Records
_____
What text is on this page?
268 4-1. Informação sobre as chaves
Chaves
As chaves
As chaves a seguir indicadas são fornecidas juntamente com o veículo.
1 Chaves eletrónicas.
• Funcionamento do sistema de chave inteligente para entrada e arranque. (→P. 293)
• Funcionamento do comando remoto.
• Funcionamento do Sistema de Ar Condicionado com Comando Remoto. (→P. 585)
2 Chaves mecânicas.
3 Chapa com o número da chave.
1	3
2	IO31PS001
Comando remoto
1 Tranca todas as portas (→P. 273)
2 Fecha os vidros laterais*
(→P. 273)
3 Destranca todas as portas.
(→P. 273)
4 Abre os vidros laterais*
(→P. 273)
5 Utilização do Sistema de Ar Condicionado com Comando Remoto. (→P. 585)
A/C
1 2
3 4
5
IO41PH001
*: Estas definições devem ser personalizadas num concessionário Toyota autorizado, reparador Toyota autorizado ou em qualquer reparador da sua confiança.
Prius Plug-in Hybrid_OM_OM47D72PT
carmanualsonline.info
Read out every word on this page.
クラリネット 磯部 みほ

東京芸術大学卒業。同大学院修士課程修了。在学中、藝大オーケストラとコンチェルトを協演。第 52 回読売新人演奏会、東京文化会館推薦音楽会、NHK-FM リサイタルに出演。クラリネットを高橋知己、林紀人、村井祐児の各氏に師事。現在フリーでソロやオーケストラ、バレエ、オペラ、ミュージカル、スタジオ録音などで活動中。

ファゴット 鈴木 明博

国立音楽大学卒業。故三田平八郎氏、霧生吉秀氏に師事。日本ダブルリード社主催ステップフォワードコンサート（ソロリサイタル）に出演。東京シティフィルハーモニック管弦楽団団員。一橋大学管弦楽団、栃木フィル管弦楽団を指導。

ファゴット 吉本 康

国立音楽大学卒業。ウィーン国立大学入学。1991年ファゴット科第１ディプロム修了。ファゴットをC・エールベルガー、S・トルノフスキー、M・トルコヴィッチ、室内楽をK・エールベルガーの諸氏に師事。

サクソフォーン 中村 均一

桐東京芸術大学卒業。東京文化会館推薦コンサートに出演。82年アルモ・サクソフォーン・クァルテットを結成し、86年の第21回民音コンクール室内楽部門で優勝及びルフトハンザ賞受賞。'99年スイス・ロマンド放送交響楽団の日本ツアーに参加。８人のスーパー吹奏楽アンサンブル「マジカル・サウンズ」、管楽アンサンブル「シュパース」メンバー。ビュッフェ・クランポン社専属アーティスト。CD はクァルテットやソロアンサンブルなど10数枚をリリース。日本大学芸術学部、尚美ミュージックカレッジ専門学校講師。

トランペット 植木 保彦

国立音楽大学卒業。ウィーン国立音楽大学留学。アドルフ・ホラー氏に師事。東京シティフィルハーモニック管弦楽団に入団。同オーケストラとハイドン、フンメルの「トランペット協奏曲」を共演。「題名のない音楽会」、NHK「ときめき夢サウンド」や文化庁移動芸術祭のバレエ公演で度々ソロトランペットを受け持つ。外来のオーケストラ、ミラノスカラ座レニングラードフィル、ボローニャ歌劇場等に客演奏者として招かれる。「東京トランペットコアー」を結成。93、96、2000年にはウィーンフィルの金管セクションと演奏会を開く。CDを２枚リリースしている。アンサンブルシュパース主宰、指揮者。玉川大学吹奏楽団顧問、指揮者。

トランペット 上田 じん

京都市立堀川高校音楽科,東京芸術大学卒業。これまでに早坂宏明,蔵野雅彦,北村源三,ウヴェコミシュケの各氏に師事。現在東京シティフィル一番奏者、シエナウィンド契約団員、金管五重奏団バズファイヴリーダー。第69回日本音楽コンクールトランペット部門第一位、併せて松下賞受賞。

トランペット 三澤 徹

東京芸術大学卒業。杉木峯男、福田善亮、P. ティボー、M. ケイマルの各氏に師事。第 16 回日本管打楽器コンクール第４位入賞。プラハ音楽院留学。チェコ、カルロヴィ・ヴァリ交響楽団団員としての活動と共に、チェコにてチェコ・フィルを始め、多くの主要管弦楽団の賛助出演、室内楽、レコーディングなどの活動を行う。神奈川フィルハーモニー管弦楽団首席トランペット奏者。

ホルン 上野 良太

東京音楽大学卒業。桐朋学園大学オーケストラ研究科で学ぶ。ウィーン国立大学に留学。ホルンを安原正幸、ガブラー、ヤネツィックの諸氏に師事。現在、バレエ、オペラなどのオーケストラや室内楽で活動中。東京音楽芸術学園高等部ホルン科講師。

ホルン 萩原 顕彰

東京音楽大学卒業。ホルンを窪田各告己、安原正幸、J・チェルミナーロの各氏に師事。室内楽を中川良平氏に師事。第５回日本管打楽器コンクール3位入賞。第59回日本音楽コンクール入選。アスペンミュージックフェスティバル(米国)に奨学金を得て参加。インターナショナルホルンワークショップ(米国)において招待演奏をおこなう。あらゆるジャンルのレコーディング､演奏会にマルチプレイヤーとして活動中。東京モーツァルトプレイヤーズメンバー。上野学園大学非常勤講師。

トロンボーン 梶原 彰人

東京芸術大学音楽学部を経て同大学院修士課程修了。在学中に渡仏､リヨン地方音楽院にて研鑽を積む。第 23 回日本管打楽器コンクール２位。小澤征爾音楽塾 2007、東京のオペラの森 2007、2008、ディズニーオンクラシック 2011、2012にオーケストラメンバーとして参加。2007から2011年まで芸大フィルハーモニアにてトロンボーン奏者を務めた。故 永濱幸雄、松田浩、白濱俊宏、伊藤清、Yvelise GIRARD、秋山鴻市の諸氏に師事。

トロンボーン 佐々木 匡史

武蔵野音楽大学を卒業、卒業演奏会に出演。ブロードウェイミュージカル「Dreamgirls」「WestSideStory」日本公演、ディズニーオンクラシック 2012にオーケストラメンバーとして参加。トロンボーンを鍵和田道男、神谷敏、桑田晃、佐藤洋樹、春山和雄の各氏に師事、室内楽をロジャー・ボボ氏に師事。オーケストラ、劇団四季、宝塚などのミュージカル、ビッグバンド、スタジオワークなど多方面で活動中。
_____
§ Set exercise:
Copy every record exactly, with nothing added or dropped.

§ Final result:
What text is on this page?
268 4-1. Informação sobre as chaves
Chaves
As chaves
As chaves a seguir indicadas são fornecidas juntamente com o veículo.
1 Chaves eletrónicas.
• Funcionamento do sistema de chave inteligente para entrada e arranque. (→P. 293)
• Funcionamento do comando remoto.
• Funcionamento do Sistema de Ar Condicionado com Comando Remoto. (→P. 585)
2 Chaves mecânicas.
3 Chapa com o número da chave.
1	3
2	IO31PS001
Comando remoto
1 Tranca todas as portas (→P. 273)
2 Fecha os vidros laterais*
(→P. 273)
3 Destranca todas as portas.
(→P. 273)
4 Abre os vidros laterais*
(→P. 273)
5 Utilização do Sistema de Ar Condicionado com Comando Remoto. (→P. 585)
A/C
1 2
3 4
5
IO41PH001
*: Estas definições devem ser personalizadas num concessionário Toyota autorizado, reparador Toyota autorizado ou em qualquer reparador da sua confiança.
Prius Plug-in Hybrid_OM_OM47D72PT
carmanualsonline.info
Read out every word on this page.
クラリネット 磯部 みほ

東京芸術大学卒業。同大学院修士課程修了。在学中、藝大オーケストラとコンチェルトを協演。第 52 回読売新人演奏会、東京文化会館推薦音楽会、NHK-FM リサイタルに出演。クラリネットを高橋知己、林紀人、村井祐児の各氏に師事。現在フリーでソロやオーケストラ、バレエ、オペラ、ミュージカル、スタジオ録音などで活動中。

ファゴット 鈴木 明博

国立音楽大学卒業。故三田平八郎氏、霧生吉秀氏に師事。日本ダブルリード社主催ステップフォワードコンサート（ソロリサイタル）に出演。東京シティフィルハーモニック管弦楽団団員。一橋大学管弦楽団、栃木フィル管弦楽団を指導。

ファゴット 吉本 康

国立音楽大学卒業。ウィーン国立大学入学。1991年ファゴット科第１ディプロム修了。ファゴットをC・エールベルガー、S・トルノフスキー、M・トルコヴィッチ、室内楽をK・エールベルガーの諸氏に師事。

サクソフォーン 中村 均一

桐東京芸術大学卒業。東京文化会館推薦コンサートに出演。82年アルモ・サクソフォーン・クァルテットを結成し、86年の第21回民音コンクール室内楽部門で優勝及びルフトハンザ賞受賞。'99年スイス・ロマンド放送交響楽団の日本ツアーに参加。８人のスーパー吹奏楽アンサンブル「マジカル・サウンズ」、管楽アンサンブル「シュパース」メンバー。ビュッフェ・クランポン社専属アーティスト。CD はクァルテットやソロアンサンブルなど10数枚をリリース。日本大学芸術学部、尚美ミュージックカレッジ専門学校講師。

トランペット 植木 保彦

国立音楽大学卒業。ウィーン国立音楽大学留学。アドルフ・ホラー氏に師事。東京シティフィルハーモニック管弦楽団に入団。同オーケストラとハイドン、フンメルの「トランペット協奏曲」を共演。「題名のない音楽会」、NHK「ときめき夢サウンド」や文化庁移動芸術祭のバレエ公演で度々ソロトランペットを受け持つ。外来のオーケストラ、ミラノスカラ座レニングラードフィル、ボローニャ歌劇場等に客演奏者として招かれる。「東京トランペットコアー」を結成。93、96、2000年にはウィーンフィルの金管セクションと演奏会を開く。CDを２枚リリースしている。アンサンブルシュパース主宰、指揮者。玉川大学吹奏楽団顧問、指揮者。

トランペット 上田 じん

京都市立堀川高校音楽科,東京芸術大学卒業。これまでに早坂宏明,蔵野雅彦,北村源三,ウヴェコミシュケの各氏に師事。現在東京シティフィル一番奏者、シエナウィンド契約団員、金管五重奏団バズファイヴリーダー。第69回日本音楽コンクールトランペット部門第一位、併せて松下賞受賞。

トランペット 三澤 徹

東京芸術大学卒業。杉木峯男、福田善亮、P. ティボー、M. ケイマルの各氏に師事。第 16 回日本管打楽器コンクール第４位入賞。プラハ音楽院留学。チェコ、カルロヴィ・ヴァリ交響楽団団員としての活動と共に、チェコにてチェコ・フィルを始め、多くの主要管弦楽団の賛助出演、室内楽、レコーディングなどの活動を行う。神奈川フィルハーモニー管弦楽団首席トランペット奏者。

ホルン 上野 良太

東京音楽大学卒業。桐朋学園大学オーケストラ研究科で学ぶ。ウィーン国立大学に留学。ホルンを安原正幸、ガブラー、ヤネツィックの諸氏に師事。現在、バレエ、オペラなどのオーケストラや室内楽で活動中。東京音楽芸術学園高等部ホルン科講師。

ホルン 萩原 顕彰

東京音楽大学卒業。ホルンを窪田各告己、安原正幸、J・チェルミナーロの各氏に師事。室内楽を中川良平氏に師事。第５回日本管打楽器コンクール3位入賞。第59回日本音楽コンクール入選。アスペンミュージックフェスティバル(米国)に奨学金を得て参加。インターナショナルホルンワークショップ(米国)において招待演奏をおこなう。あらゆるジャンルのレコーディング､演奏会にマルチプレイヤーとして活動中。東京モーツァルトプレイヤーズメンバー。上野学園大学非常勤講師。

トロンボーン 梶原 彰人

東京芸術大学音楽学部を経て同大学院修士課程修了。在学中に渡仏､リヨン地方音楽院にて研鑽を積む。第 23 回日本管打楽器コンクール２位。小澤征爾音楽塾 2007、東京のオペラの森 2007、2008、ディズニーオンクラシック 2011、2012にオーケストラメンバーとして参加。2007から2011年まで芸大フィルハーモニアにてトロンボーン奏者を務めた。故 永濱幸雄、松田浩、白濱俊宏、伊藤清、Yvelise GIRARD、秋山鴻市の諸氏に師事。

トロンボーン 佐々木 匡史

武蔵野音楽大学を卒業、卒業演奏会に出演。ブロードウェイミュージカル「Dreamgirls」「WestSideStory」日本公演、ディズニーオンクラシック 2012にオーケストラメンバーとして参加。トロンボーンを鍵和田道男、神谷敏、桑田晃、佐藤洋樹、春山和雄の各氏に師事、室内楽をロジャー・ボボ氏に師事。オーケストラ、劇団四季、宝塚などのミュージカル、ビッグバンド、スタジオワークなど多方面で活動中。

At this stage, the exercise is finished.